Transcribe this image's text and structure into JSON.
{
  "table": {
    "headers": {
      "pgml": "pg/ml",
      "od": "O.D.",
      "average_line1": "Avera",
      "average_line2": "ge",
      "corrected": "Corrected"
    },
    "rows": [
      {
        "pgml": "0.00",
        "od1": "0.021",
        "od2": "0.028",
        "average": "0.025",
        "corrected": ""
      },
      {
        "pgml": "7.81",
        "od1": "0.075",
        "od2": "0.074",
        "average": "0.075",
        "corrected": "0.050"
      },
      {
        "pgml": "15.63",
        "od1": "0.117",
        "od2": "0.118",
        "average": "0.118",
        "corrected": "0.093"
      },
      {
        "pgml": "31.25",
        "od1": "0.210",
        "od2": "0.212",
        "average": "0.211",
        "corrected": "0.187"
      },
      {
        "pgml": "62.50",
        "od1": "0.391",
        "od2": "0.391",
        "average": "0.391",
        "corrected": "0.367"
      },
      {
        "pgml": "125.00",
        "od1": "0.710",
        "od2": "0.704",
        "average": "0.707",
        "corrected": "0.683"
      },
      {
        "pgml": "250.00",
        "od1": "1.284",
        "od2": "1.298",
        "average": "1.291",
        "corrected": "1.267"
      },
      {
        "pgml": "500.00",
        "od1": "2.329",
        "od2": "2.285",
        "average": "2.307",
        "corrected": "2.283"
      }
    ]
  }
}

* * * * *

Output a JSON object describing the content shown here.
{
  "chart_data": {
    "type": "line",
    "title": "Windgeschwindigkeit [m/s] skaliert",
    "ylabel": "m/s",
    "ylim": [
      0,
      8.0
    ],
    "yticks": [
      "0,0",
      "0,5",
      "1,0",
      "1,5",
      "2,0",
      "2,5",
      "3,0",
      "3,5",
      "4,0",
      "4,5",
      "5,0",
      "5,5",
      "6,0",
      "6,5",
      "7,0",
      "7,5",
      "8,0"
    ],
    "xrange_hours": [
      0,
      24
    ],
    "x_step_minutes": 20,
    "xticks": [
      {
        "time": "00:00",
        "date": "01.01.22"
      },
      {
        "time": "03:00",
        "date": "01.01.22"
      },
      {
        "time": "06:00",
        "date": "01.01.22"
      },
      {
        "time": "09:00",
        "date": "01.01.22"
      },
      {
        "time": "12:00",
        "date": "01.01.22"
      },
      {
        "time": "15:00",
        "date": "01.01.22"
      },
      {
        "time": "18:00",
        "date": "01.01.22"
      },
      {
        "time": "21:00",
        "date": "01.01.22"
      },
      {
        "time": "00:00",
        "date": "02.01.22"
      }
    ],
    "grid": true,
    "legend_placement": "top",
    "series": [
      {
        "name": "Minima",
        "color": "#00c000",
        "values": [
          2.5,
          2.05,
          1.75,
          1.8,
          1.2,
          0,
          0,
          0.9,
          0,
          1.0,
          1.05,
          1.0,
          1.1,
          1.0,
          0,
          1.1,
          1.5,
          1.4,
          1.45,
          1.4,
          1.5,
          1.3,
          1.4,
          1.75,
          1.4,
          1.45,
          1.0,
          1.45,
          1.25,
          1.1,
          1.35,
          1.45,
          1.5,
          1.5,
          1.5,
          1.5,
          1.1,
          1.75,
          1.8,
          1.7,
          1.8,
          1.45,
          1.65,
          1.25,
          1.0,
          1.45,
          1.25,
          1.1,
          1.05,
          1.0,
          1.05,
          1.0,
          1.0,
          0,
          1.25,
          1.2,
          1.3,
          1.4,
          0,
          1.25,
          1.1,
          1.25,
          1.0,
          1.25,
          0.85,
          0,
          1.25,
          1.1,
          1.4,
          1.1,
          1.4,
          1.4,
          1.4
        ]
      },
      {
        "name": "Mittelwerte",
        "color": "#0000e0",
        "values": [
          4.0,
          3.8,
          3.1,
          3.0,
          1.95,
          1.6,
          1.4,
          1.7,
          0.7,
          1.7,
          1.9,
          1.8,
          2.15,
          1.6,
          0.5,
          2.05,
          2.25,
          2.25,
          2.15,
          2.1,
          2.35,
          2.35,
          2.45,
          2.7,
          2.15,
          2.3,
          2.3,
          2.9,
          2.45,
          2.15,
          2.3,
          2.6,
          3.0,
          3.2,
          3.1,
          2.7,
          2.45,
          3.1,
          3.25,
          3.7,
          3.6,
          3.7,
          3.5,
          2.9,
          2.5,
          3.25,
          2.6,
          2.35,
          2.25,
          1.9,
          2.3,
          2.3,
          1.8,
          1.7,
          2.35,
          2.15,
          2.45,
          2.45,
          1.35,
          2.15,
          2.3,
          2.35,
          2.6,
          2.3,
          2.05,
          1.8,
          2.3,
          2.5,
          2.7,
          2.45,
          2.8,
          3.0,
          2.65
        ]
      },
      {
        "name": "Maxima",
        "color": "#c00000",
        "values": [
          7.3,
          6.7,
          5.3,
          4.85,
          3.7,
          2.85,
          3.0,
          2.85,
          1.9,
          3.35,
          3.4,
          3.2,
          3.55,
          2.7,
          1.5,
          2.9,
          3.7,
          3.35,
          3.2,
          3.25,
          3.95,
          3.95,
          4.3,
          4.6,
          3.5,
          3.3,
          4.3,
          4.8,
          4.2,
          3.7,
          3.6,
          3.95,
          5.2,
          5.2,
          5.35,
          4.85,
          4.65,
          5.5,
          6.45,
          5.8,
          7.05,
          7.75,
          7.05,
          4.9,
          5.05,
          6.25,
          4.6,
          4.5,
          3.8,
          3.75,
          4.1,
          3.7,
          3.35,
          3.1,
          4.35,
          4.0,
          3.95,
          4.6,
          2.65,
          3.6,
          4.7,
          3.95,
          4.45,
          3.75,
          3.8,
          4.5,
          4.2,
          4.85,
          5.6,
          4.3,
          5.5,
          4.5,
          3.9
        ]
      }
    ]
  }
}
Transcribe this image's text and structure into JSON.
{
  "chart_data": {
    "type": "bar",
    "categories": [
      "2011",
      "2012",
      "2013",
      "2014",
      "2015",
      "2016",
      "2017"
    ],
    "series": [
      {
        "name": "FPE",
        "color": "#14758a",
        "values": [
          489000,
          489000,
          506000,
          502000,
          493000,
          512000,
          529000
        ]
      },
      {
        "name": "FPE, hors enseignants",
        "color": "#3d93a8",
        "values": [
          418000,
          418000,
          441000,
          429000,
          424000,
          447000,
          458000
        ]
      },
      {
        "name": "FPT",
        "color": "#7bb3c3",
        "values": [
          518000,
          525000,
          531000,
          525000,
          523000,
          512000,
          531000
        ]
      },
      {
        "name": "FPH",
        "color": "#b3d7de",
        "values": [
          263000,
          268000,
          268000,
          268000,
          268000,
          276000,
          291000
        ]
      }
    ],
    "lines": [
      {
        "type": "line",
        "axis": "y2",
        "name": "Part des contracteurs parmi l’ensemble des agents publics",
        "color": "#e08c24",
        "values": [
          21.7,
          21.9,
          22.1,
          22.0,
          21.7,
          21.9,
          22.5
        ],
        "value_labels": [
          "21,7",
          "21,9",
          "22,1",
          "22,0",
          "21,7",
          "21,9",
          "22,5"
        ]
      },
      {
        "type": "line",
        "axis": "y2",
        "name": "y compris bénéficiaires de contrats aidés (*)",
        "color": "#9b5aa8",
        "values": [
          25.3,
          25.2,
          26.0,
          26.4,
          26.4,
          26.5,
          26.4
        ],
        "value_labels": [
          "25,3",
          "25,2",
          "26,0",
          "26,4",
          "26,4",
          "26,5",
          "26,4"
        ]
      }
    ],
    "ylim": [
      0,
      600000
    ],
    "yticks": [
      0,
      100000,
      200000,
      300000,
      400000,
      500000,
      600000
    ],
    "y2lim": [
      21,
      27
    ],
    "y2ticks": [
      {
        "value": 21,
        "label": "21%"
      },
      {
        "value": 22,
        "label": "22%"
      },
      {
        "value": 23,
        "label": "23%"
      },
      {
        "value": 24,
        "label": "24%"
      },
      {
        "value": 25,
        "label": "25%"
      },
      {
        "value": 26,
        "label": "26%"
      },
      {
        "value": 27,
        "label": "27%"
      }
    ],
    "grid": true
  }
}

* * * * *

Sift the material for lines with the string "name". Copy each one found.

        "name": "Minima",
        "name": "Mittelwerte",
        "name": "Maxima",
        "name": "FPE",
        "name": "FPE, hors enseignants",
        "name": "FPT",
        "name": "FPH",
        "name": "Part des contracteurs parmi l’ensemble des agents publics",
        "name": "y compris bénéficiaires de contrats aidés (*)",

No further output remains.